::: Data records

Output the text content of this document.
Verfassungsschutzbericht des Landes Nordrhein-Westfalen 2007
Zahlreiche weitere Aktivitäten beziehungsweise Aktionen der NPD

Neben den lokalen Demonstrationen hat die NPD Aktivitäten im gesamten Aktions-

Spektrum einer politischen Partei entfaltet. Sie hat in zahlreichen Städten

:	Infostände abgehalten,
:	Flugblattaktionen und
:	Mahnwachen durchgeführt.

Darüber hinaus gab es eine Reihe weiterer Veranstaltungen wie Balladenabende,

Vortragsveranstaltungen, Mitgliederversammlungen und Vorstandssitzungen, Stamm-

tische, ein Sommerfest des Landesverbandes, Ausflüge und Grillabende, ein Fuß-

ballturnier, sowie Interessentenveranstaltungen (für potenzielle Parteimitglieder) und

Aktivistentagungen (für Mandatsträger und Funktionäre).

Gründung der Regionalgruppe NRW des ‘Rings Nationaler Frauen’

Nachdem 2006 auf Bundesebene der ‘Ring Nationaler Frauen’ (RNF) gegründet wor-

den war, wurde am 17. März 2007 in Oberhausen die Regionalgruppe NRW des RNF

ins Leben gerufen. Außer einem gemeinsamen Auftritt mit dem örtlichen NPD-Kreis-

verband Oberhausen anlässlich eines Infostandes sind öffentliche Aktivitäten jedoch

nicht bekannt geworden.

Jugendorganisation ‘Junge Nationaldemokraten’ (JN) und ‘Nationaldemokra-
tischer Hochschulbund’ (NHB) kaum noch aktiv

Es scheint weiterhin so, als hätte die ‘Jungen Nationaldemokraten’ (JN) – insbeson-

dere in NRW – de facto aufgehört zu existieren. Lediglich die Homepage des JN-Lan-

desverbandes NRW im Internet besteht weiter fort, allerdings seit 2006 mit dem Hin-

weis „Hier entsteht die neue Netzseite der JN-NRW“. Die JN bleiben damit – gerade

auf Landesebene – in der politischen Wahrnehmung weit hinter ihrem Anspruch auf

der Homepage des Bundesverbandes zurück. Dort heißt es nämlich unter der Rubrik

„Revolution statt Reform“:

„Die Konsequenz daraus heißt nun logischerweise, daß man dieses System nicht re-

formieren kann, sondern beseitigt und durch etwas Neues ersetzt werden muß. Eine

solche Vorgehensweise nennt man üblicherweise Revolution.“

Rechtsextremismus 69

::::::

Task instructions =>
Which lines in the records above contain the string "Homepage"? Copy each one.

Task response =>
dere in NRW – de facto aufgehört zu existieren. Lediglich die Homepage des JN-Lan-
der Homepage des Bundesverbandes zurück. Dort heißt es nämlich unter der Rubrik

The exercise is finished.